- STATED GOAL: Search the entries below. Return every line that has "فورسپس" in it.

(Saved entries)
(begin)

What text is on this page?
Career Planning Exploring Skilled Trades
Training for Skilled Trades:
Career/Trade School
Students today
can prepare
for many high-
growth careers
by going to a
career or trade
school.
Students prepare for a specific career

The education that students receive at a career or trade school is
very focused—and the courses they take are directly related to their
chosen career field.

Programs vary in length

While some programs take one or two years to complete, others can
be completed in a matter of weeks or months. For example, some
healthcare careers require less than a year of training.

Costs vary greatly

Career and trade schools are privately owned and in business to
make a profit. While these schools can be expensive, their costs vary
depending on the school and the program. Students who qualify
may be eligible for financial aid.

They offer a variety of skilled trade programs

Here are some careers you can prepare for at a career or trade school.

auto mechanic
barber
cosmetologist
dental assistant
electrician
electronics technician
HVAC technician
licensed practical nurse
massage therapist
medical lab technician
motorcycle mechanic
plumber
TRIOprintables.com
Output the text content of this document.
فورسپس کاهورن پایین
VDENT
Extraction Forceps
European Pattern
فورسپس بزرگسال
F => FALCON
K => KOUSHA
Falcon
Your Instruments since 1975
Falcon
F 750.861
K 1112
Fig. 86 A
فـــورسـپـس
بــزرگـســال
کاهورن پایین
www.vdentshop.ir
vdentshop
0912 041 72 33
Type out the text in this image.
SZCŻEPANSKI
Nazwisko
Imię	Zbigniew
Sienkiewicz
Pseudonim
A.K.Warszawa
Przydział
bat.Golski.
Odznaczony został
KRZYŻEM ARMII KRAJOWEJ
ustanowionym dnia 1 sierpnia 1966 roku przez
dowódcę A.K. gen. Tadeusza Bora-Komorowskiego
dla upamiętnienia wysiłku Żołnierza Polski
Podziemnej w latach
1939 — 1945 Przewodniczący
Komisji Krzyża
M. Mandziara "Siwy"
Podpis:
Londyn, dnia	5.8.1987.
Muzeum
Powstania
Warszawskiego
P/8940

(end)

- EXPECTED ANSWER:
فورسپس کاهورن پایین
فورسپس بزرگسال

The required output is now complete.